§ STATED TASK
Return all of the data exactly as written, without the pictures.

§ EXTRACTED RECORDS
☆ ☆ ☆

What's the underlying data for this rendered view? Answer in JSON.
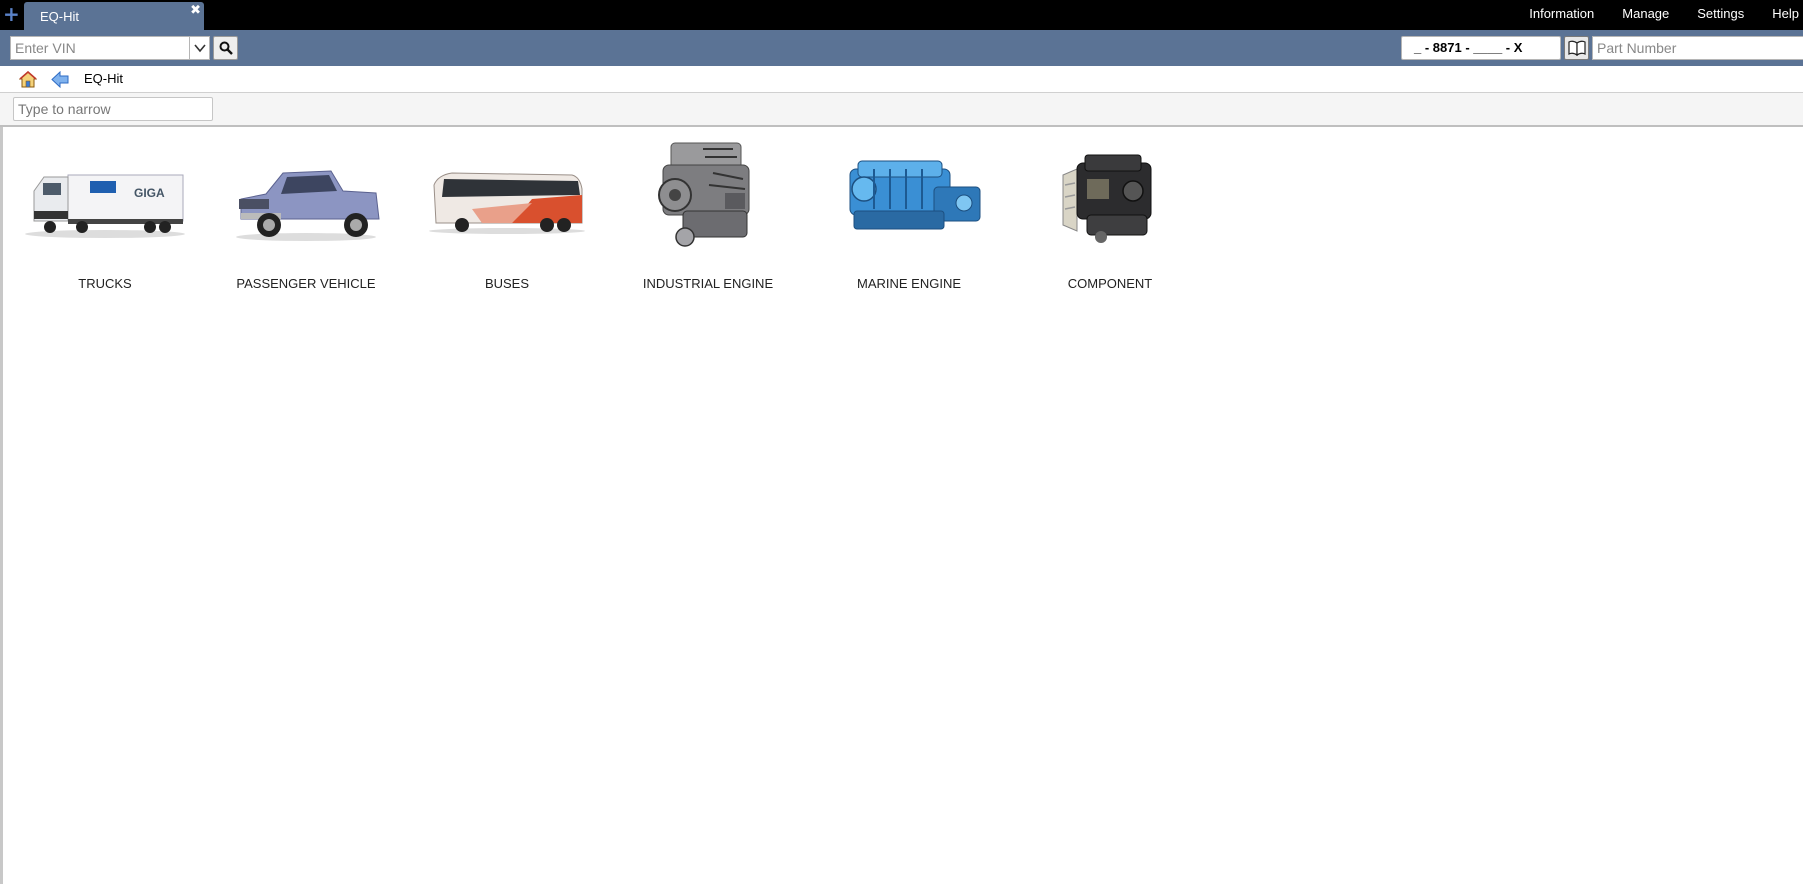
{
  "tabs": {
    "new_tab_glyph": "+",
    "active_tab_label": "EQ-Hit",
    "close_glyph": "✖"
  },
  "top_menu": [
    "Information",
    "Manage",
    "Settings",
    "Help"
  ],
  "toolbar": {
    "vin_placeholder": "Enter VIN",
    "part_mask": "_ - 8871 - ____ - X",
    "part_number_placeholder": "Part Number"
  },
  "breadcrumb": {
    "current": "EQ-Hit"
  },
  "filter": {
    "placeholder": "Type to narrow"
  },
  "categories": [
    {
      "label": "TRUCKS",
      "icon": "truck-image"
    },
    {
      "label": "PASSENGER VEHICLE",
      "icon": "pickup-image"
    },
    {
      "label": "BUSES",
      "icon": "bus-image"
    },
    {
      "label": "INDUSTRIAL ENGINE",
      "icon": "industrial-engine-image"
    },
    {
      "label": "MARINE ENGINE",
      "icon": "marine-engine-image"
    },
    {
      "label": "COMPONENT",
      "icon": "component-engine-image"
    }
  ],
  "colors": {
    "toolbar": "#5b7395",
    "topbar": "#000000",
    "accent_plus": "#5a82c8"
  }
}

☆ ☆ ☆

§ RESPONSE TO THE TASK
What's the underlying data for this rendered view? Answer in JSON.
{
  "tabs": {
    "new_tab_glyph": "+",
    "active_tab_label": "EQ-Hit",
    "close_glyph": "✖"
  },
  "top_menu": [
    "Information",
    "Manage",
    "Settings",
    "Help"
  ],
  "toolbar": {
    "vin_placeholder": "Enter VIN",
    "part_mask": "_ - 8871 - ____ - X",
    "part_number_placeholder": "Part Number"
  },
  "breadcrumb": {
    "current": "EQ-Hit"
  },
  "filter": {
    "placeholder": "Type to narrow"
  },
  "categories": [
    {
      "label": "TRUCKS",
      "icon": "truck-image"
    },
    {
      "label": "PASSENGER VEHICLE",
      "icon": "pickup-image"
    },
    {
      "label": "BUSES",
      "icon": "bus-image"
    },
    {
      "label": "INDUSTRIAL ENGINE",
      "icon": "industrial-engine-image"
    },
    {
      "label": "MARINE ENGINE",
      "icon": "marine-engine-image"
    },
    {
      "label": "COMPONENT",
      "icon": "component-engine-image"
    }
  ],
  "colors": {
    "toolbar": "#5b7395",
    "topbar": "#000000",
    "accent_plus": "#5a82c8"
  }
}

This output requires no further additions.